◆ WHAT YOU NEED TO DO ◆
Transcribe every line exactly. Leave the pictures behind.

◆ PROVIDED RECORDS ◆
····················
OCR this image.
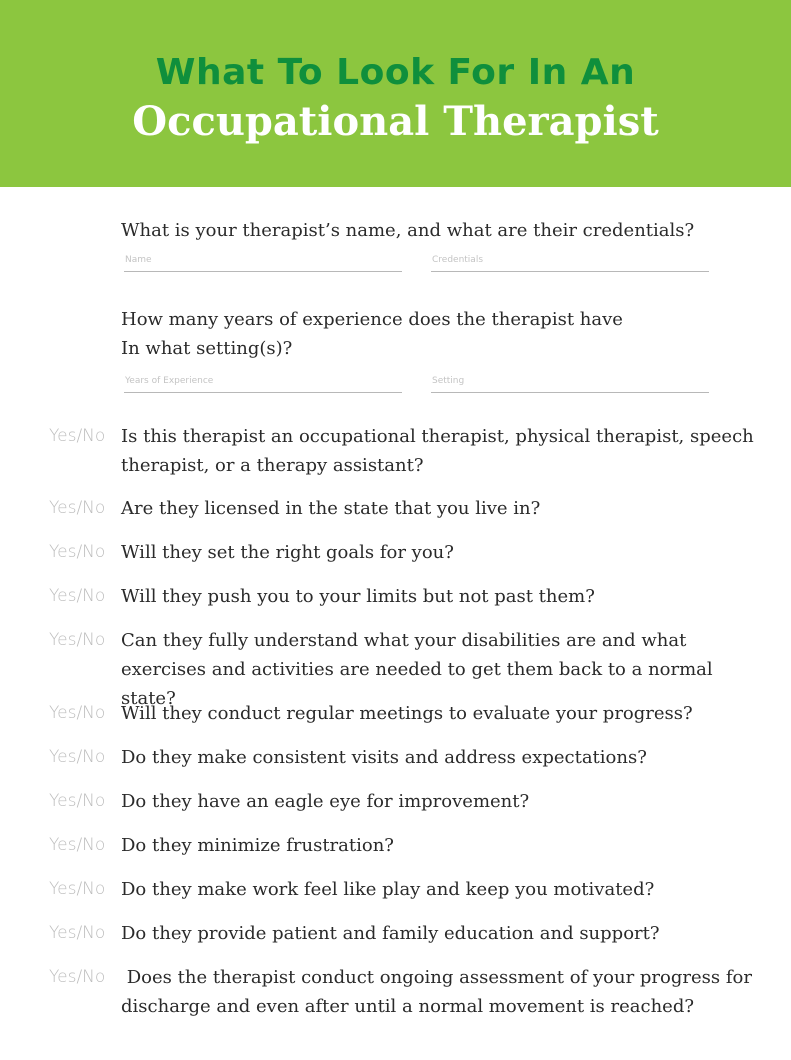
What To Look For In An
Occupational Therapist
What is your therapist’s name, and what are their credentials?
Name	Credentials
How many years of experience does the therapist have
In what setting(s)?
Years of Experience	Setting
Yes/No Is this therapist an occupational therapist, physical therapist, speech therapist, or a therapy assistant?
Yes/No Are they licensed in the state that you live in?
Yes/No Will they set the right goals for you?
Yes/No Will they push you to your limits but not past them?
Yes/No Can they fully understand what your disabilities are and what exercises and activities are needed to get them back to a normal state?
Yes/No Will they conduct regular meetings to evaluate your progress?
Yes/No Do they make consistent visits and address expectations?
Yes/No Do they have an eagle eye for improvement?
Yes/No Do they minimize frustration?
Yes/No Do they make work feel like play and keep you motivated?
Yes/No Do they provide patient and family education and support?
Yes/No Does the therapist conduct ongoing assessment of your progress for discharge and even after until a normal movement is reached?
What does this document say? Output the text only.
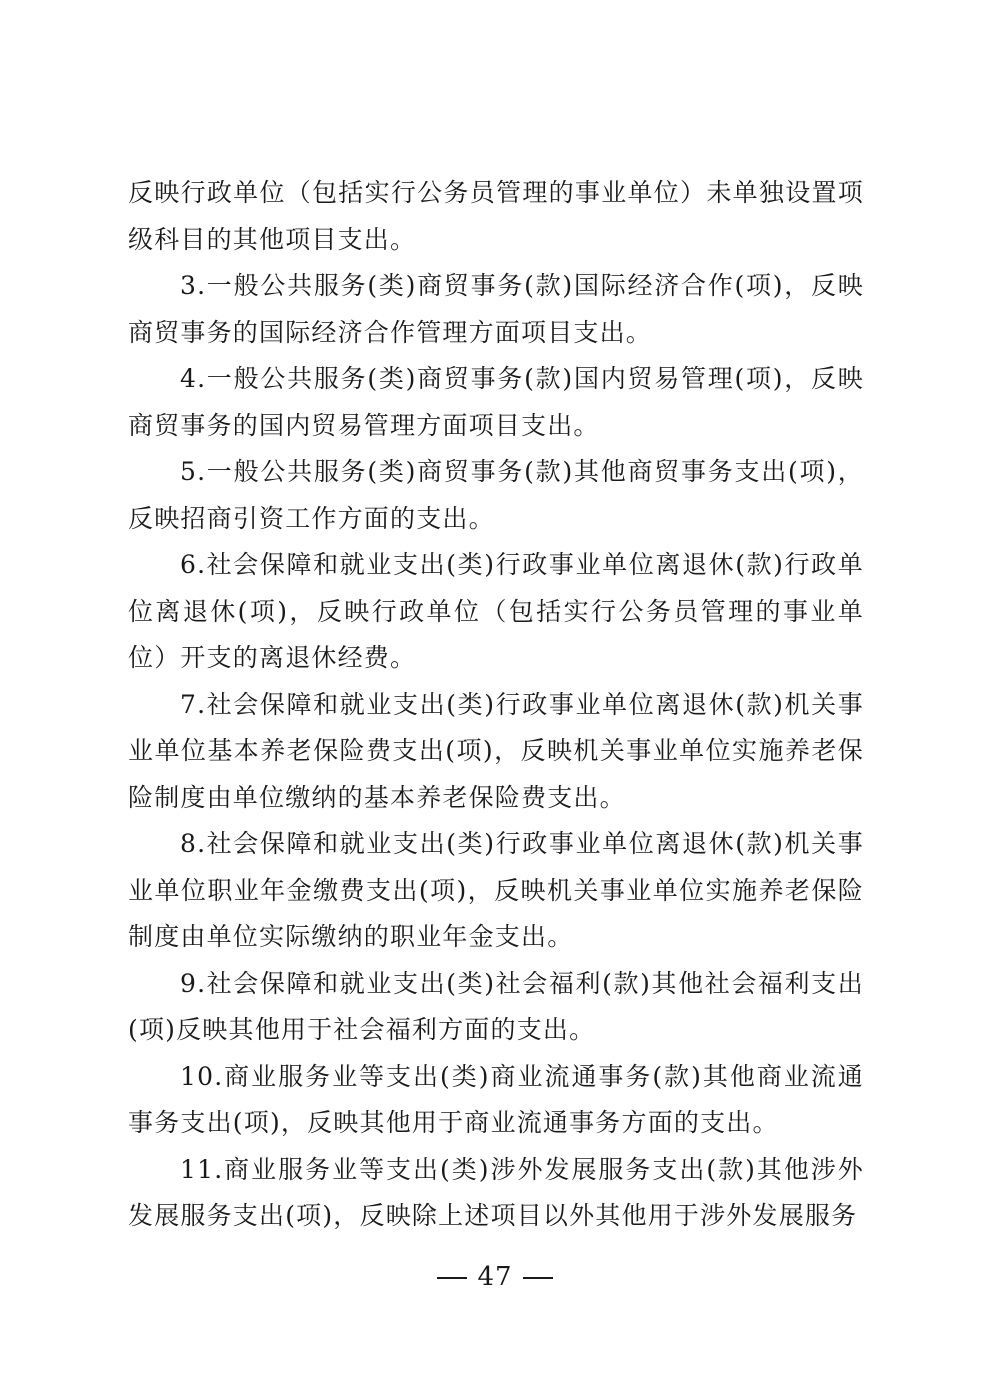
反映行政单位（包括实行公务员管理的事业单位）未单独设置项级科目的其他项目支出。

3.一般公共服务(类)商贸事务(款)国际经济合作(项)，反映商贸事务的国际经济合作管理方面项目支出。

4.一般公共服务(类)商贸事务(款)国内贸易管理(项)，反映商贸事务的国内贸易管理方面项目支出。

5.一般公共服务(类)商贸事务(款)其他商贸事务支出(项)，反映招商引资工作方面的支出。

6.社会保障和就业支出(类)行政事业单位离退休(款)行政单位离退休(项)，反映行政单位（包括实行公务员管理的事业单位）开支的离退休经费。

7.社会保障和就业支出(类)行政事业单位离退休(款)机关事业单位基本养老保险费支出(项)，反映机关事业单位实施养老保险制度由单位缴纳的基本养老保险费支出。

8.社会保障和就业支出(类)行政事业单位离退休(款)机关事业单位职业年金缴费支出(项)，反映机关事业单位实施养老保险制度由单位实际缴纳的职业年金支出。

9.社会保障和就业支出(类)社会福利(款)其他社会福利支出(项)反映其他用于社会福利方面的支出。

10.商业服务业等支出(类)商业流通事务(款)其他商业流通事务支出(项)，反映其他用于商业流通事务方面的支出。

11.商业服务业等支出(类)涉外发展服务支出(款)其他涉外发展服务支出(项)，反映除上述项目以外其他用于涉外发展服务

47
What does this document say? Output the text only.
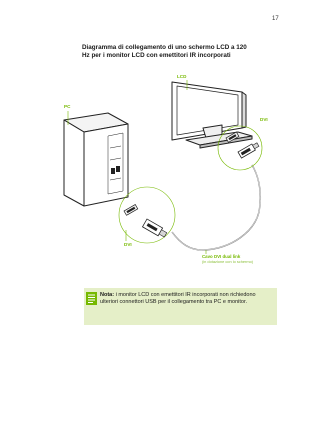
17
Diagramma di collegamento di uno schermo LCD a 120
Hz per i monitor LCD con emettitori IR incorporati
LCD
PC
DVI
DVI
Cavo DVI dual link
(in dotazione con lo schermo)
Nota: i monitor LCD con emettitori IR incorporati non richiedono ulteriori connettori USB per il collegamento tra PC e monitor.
····················
◆ TASK ANSWER ◆
OCR this image.
What To Look For In An
Occupational Therapist
What is your therapist’s name, and what are their credentials?
Name	Credentials
How many years of experience does the therapist have
In what setting(s)?
Years of Experience	Setting
Yes/No Is this therapist an occupational therapist, physical therapist, speech therapist, or a therapy assistant?
Yes/No Are they licensed in the state that you live in?
Yes/No Will they set the right goals for you?
Yes/No Will they push you to your limits but not past them?
Yes/No Can they fully understand what your disabilities are and what exercises and activities are needed to get them back to a normal state?
Yes/No Will they conduct regular meetings to evaluate your progress?
Yes/No Do they make consistent visits and address expectations?
Yes/No Do they have an eagle eye for improvement?
Yes/No Do they minimize frustration?
Yes/No Do they make work feel like play and keep you motivated?
Yes/No Do they provide patient and family education and support?
Yes/No Does the therapist conduct ongoing assessment of your progress for discharge and even after until a normal movement is reached?
What does this document say? Output the text only.
反映行政单位（包括实行公务员管理的事业单位）未单独设置项级科目的其他项目支出。

3.一般公共服务(类)商贸事务(款)国际经济合作(项)，反映商贸事务的国际经济合作管理方面项目支出。

4.一般公共服务(类)商贸事务(款)国内贸易管理(项)，反映商贸事务的国内贸易管理方面项目支出。

5.一般公共服务(类)商贸事务(款)其他商贸事务支出(项)，反映招商引资工作方面的支出。

6.社会保障和就业支出(类)行政事业单位离退休(款)行政单位离退休(项)，反映行政单位（包括实行公务员管理的事业单位）开支的离退休经费。

7.社会保障和就业支出(类)行政事业单位离退休(款)机关事业单位基本养老保险费支出(项)，反映机关事业单位实施养老保险制度由单位缴纳的基本养老保险费支出。

8.社会保障和就业支出(类)行政事业单位离退休(款)机关事业单位职业年金缴费支出(项)，反映机关事业单位实施养老保险制度由单位实际缴纳的职业年金支出。

9.社会保障和就业支出(类)社会福利(款)其他社会福利支出(项)反映其他用于社会福利方面的支出。

10.商业服务业等支出(类)商业流通事务(款)其他商业流通事务支出(项)，反映其他用于商业流通事务方面的支出。

11.商业服务业等支出(类)涉外发展服务支出(款)其他涉外发展服务支出(项)，反映除上述项目以外其他用于涉外发展服务

47
What does this document say? Output the text only.
17
Diagramma di collegamento di uno schermo LCD a 120
Hz per i monitor LCD con emettitori IR incorporati
LCD
PC
DVI
DVI
Cavo DVI dual link
(in dotazione con lo schermo)
Nota: i monitor LCD con emettitori IR incorporati non richiedono ulteriori connettori USB per il collegamento tra PC e monitor.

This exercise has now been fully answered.